:: TASK PROMPT ::
Transcribe every entry word for word, leaving out all images.

Stored data

▬▬▬▬▬▬

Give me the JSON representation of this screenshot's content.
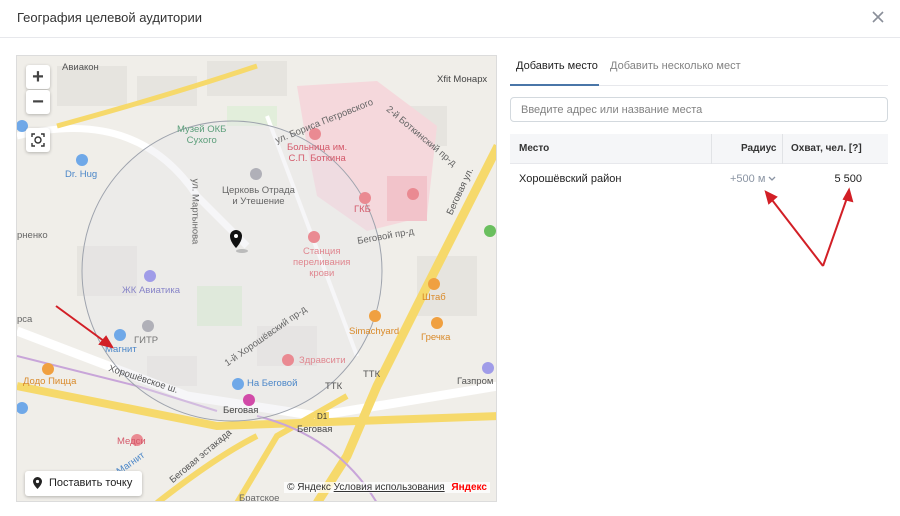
{
  "header": {
    "title": "География целевой аудитории"
  },
  "map": {
    "zoom_in": "+",
    "zoom_out": "−",
    "place_button": "Поставить точку",
    "copyright": "© Яндекс",
    "terms": "Условия использования",
    "brand": "Яндекс",
    "labels": {
      "aviakon": "Авиакон",
      "xfit": "Xfit Монарх",
      "boris": "ул. Бориса Петровского",
      "botkin_pr": "2-й Боткинский пр-д",
      "museum": "Музей ОКБ\nСухого",
      "hospital": "Больница им.\nС.П. Боткина",
      "drhug": "Dr. Hug",
      "church": "Церковь Отрада\nи Утешение",
      "gkb": "ГКБ",
      "begovoy_pr": "Беговой пр-д",
      "begovaya_ul": "Беговая ул.",
      "martynov": "ул. Мартынова",
      "station_blood": "Станция\nпереливания\nкрови",
      "zhk": "ЖК Авиатика",
      "shtab": "Штаб",
      "simachyard": "Simachyard",
      "gitr": "ГИТР",
      "grechka": "Гречка",
      "magnit": "Магнит",
      "khor1": "1-й Хорошёвский пр-д",
      "zdravsity": "Здравсити",
      "khor_shosse": "Хорошёвское ш.",
      "dodo": "Додо Пицца",
      "na_begovoy": "На Беговой",
      "ttk1": "ТТК",
      "ttk2": "ТТК",
      "gazprom": "Газпром",
      "begovaya_m": "Беговая",
      "d1": "D1",
      "begovaya_st": "Беговая",
      "medsi": "Медси",
      "magnit2": "Магнит",
      "begovaya_est": "Беговая эстакада",
      "bratskoe": "Братское",
      "renko": "рненко",
      "rsa": "рса"
    }
  },
  "tabs": [
    {
      "label": "Добавить место",
      "active": true
    },
    {
      "label": "Добавить несколько мест",
      "active": false
    }
  ],
  "search": {
    "placeholder": "Введите адрес или название места",
    "value": ""
  },
  "table": {
    "headers": {
      "place": "Место",
      "radius": "Радиус",
      "reach": "Охват, чел. [?]"
    },
    "rows": [
      {
        "place": "Хорошёвский район",
        "radius": "+500 м",
        "reach": "5 500"
      }
    ]
  },
  "colors": {
    "accent": "#4a76a8",
    "arrow": "#d21f26"
  }
}
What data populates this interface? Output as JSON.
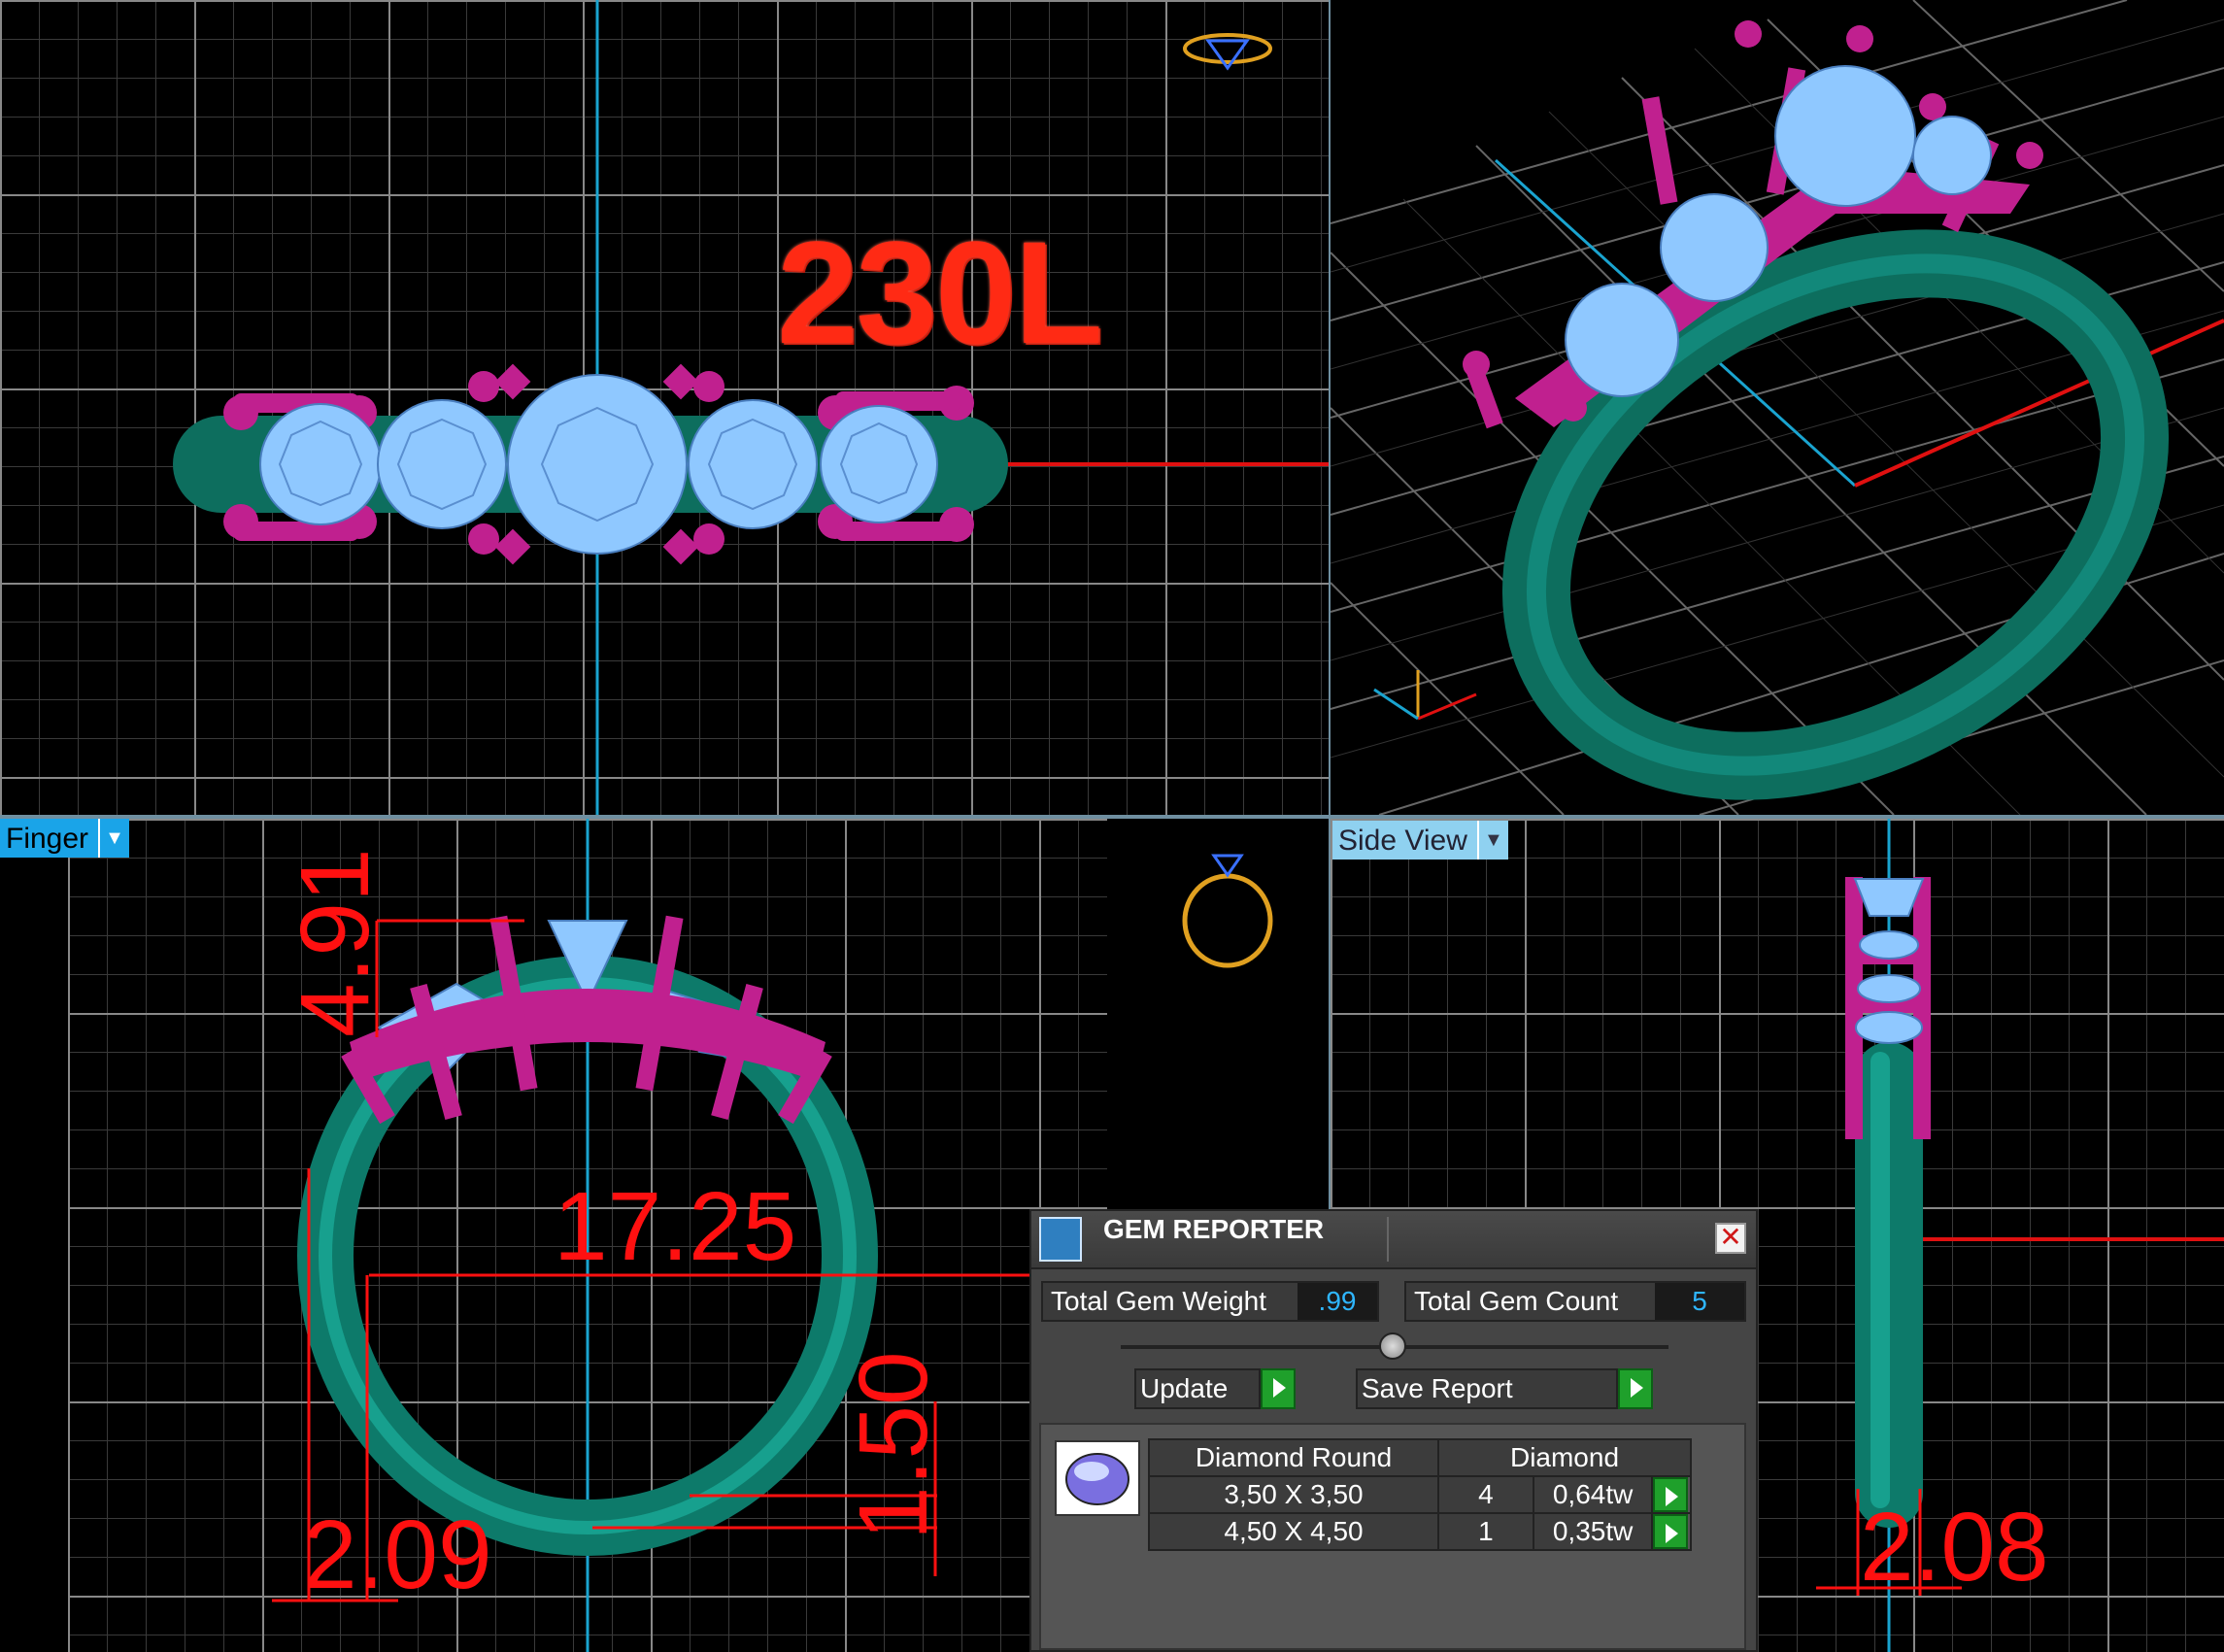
{
  "top_view": {
    "model_label": "230L"
  },
  "front_view": {
    "view_dropdown": "Finger",
    "dimensions": {
      "height": "4.91",
      "inner_diameter": "17.25",
      "band_thickness": "1.50",
      "band_width": "2.09"
    }
  },
  "side_view": {
    "view_dropdown": "Side View",
    "dimensions": {
      "band_width": "2.08"
    }
  },
  "gem_reporter": {
    "title": "GEM REPORTER",
    "total_weight_label": "Total Gem Weight",
    "total_weight_value": ".99",
    "total_count_label": "Total Gem Count",
    "total_count_value": "5",
    "update_label": "Update",
    "save_report_label": "Save Report",
    "gem_shape": "Diamond Round",
    "gem_material": "Diamond",
    "rows": [
      {
        "size": "3,50 X 3,50",
        "count": "4",
        "weight": "0,64tw"
      },
      {
        "size": "4,50 X 4,50",
        "count": "1",
        "weight": "0,35tw"
      }
    ]
  },
  "colors": {
    "metal": "#c0208f",
    "band": "#0d6e5e",
    "gem": "#8fc8ff",
    "axis_x": "#e01010",
    "axis_y": "#1aa4d0",
    "dimension": "#ff1010"
  }
}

▬▬▬▬▬▬

:: COMPLETE RESPONSE ::
Give me the JSON representation of this screenshot's content.
{
  "header": {
    "title": "География целевой аудитории"
  },
  "map": {
    "zoom_in": "+",
    "zoom_out": "−",
    "place_button": "Поставить точку",
    "copyright": "© Яндекс",
    "terms": "Условия использования",
    "brand": "Яндекс",
    "labels": {
      "aviakon": "Авиакон",
      "xfit": "Xfit Монарх",
      "boris": "ул. Бориса Петровского",
      "botkin_pr": "2-й Боткинский пр-д",
      "museum": "Музей ОКБ\nСухого",
      "hospital": "Больница им.\nС.П. Боткина",
      "drhug": "Dr. Hug",
      "church": "Церковь Отрада\nи Утешение",
      "gkb": "ГКБ",
      "begovoy_pr": "Беговой пр-д",
      "begovaya_ul": "Беговая ул.",
      "martynov": "ул. Мартынова",
      "station_blood": "Станция\nпереливания\nкрови",
      "zhk": "ЖК Авиатика",
      "shtab": "Штаб",
      "simachyard": "Simachyard",
      "gitr": "ГИТР",
      "grechka": "Гречка",
      "magnit": "Магнит",
      "khor1": "1-й Хорошёвский пр-д",
      "zdravsity": "Здравсити",
      "khor_shosse": "Хорошёвское ш.",
      "dodo": "Додо Пицца",
      "na_begovoy": "На Беговой",
      "ttk1": "ТТК",
      "ttk2": "ТТК",
      "gazprom": "Газпром",
      "begovaya_m": "Беговая",
      "d1": "D1",
      "begovaya_st": "Беговая",
      "medsi": "Медси",
      "magnit2": "Магнит",
      "begovaya_est": "Беговая эстакада",
      "bratskoe": "Братское",
      "renko": "рненко",
      "rsa": "рса"
    }
  },
  "tabs": [
    {
      "label": "Добавить место",
      "active": true
    },
    {
      "label": "Добавить несколько мест",
      "active": false
    }
  ],
  "search": {
    "placeholder": "Введите адрес или название места",
    "value": ""
  },
  "table": {
    "headers": {
      "place": "Место",
      "radius": "Радиус",
      "reach": "Охват, чел. [?]"
    },
    "rows": [
      {
        "place": "Хорошёвский район",
        "radius": "+500 м",
        "reach": "5 500"
      }
    ]
  },
  "colors": {
    "accent": "#4a76a8",
    "arrow": "#d21f26"
  }
}
What data populates this interface? Output as JSON.
{
  "top_view": {
    "model_label": "230L"
  },
  "front_view": {
    "view_dropdown": "Finger",
    "dimensions": {
      "height": "4.91",
      "inner_diameter": "17.25",
      "band_thickness": "1.50",
      "band_width": "2.09"
    }
  },
  "side_view": {
    "view_dropdown": "Side View",
    "dimensions": {
      "band_width": "2.08"
    }
  },
  "gem_reporter": {
    "title": "GEM REPORTER",
    "total_weight_label": "Total Gem Weight",
    "total_weight_value": ".99",
    "total_count_label": "Total Gem Count",
    "total_count_value": "5",
    "update_label": "Update",
    "save_report_label": "Save Report",
    "gem_shape": "Diamond Round",
    "gem_material": "Diamond",
    "rows": [
      {
        "size": "3,50 X 3,50",
        "count": "4",
        "weight": "0,64tw"
      },
      {
        "size": "4,50 X 4,50",
        "count": "1",
        "weight": "0,35tw"
      }
    ]
  },
  "colors": {
    "metal": "#c0208f",
    "band": "#0d6e5e",
    "gem": "#8fc8ff",
    "axis_x": "#e01010",
    "axis_y": "#1aa4d0",
    "dimension": "#ff1010"
  }
}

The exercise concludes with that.